STATED PROBLEM: Return every record verbatim.

DATA EXTRACT:
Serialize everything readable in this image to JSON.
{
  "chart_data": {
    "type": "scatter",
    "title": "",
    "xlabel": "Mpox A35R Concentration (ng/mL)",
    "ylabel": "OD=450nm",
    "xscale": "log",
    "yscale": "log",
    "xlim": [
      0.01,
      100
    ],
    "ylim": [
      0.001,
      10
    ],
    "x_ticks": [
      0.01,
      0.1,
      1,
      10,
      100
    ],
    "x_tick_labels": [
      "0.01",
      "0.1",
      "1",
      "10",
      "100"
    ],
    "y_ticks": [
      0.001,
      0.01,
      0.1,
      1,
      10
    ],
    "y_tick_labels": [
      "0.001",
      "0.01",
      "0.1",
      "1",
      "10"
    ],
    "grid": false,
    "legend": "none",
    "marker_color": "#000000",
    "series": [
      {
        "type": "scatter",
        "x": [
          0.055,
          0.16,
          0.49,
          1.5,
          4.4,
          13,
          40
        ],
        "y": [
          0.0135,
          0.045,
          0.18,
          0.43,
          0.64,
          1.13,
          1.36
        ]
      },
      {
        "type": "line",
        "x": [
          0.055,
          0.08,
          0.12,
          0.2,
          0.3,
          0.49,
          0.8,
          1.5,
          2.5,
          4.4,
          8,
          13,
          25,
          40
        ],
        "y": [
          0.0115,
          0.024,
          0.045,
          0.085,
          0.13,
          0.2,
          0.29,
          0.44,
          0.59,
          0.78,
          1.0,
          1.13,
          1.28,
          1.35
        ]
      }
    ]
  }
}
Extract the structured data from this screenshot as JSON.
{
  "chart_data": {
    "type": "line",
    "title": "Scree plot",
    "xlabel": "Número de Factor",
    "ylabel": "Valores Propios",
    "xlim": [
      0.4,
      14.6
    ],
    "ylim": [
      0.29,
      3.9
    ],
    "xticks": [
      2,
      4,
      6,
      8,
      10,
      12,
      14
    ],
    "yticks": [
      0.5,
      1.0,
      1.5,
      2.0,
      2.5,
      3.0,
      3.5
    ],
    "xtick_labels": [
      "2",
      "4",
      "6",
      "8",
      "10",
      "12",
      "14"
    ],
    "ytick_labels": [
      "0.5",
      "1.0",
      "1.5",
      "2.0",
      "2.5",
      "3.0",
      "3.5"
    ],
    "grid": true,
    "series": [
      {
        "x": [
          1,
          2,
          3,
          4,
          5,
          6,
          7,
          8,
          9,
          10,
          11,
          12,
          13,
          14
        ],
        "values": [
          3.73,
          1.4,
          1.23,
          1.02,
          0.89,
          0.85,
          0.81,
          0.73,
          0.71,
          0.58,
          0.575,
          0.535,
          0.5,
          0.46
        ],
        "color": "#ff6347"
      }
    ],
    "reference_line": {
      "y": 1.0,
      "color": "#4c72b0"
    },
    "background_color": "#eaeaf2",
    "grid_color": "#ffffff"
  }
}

RESPONSE BELOW:
Serialize everything readable in this image to JSON.
{
  "chart_data": {
    "type": "scatter",
    "title": "",
    "xlabel": "Mpox A35R Concentration (ng/mL)",
    "ylabel": "OD=450nm",
    "xscale": "log",
    "yscale": "log",
    "xlim": [
      0.01,
      100
    ],
    "ylim": [
      0.001,
      10
    ],
    "x_ticks": [
      0.01,
      0.1,
      1,
      10,
      100
    ],
    "x_tick_labels": [
      "0.01",
      "0.1",
      "1",
      "10",
      "100"
    ],
    "y_ticks": [
      0.001,
      0.01,
      0.1,
      1,
      10
    ],
    "y_tick_labels": [
      "0.001",
      "0.01",
      "0.1",
      "1",
      "10"
    ],
    "grid": false,
    "legend": "none",
    "marker_color": "#000000",
    "series": [
      {
        "type": "scatter",
        "x": [
          0.055,
          0.16,
          0.49,
          1.5,
          4.4,
          13,
          40
        ],
        "y": [
          0.0135,
          0.045,
          0.18,
          0.43,
          0.64,
          1.13,
          1.36
        ]
      },
      {
        "type": "line",
        "x": [
          0.055,
          0.08,
          0.12,
          0.2,
          0.3,
          0.49,
          0.8,
          1.5,
          2.5,
          4.4,
          8,
          13,
          25,
          40
        ],
        "y": [
          0.0115,
          0.024,
          0.045,
          0.085,
          0.13,
          0.2,
          0.29,
          0.44,
          0.59,
          0.78,
          1.0,
          1.13,
          1.28,
          1.35
        ]
      }
    ]
  }
}
Extract the structured data from this screenshot as JSON.
{
  "chart_data": {
    "type": "line",
    "title": "Scree plot",
    "xlabel": "Número de Factor",
    "ylabel": "Valores Propios",
    "xlim": [
      0.4,
      14.6
    ],
    "ylim": [
      0.29,
      3.9
    ],
    "xticks": [
      2,
      4,
      6,
      8,
      10,
      12,
      14
    ],
    "yticks": [
      0.5,
      1.0,
      1.5,
      2.0,
      2.5,
      3.0,
      3.5
    ],
    "xtick_labels": [
      "2",
      "4",
      "6",
      "8",
      "10",
      "12",
      "14"
    ],
    "ytick_labels": [
      "0.5",
      "1.0",
      "1.5",
      "2.0",
      "2.5",
      "3.0",
      "3.5"
    ],
    "grid": true,
    "series": [
      {
        "x": [
          1,
          2,
          3,
          4,
          5,
          6,
          7,
          8,
          9,
          10,
          11,
          12,
          13,
          14
        ],
        "values": [
          3.73,
          1.4,
          1.23,
          1.02,
          0.89,
          0.85,
          0.81,
          0.73,
          0.71,
          0.58,
          0.575,
          0.535,
          0.5,
          0.46
        ],
        "color": "#ff6347"
      }
    ],
    "reference_line": {
      "y": 1.0,
      "color": "#4c72b0"
    },
    "background_color": "#eaeaf2",
    "grid_color": "#ffffff"
  }
}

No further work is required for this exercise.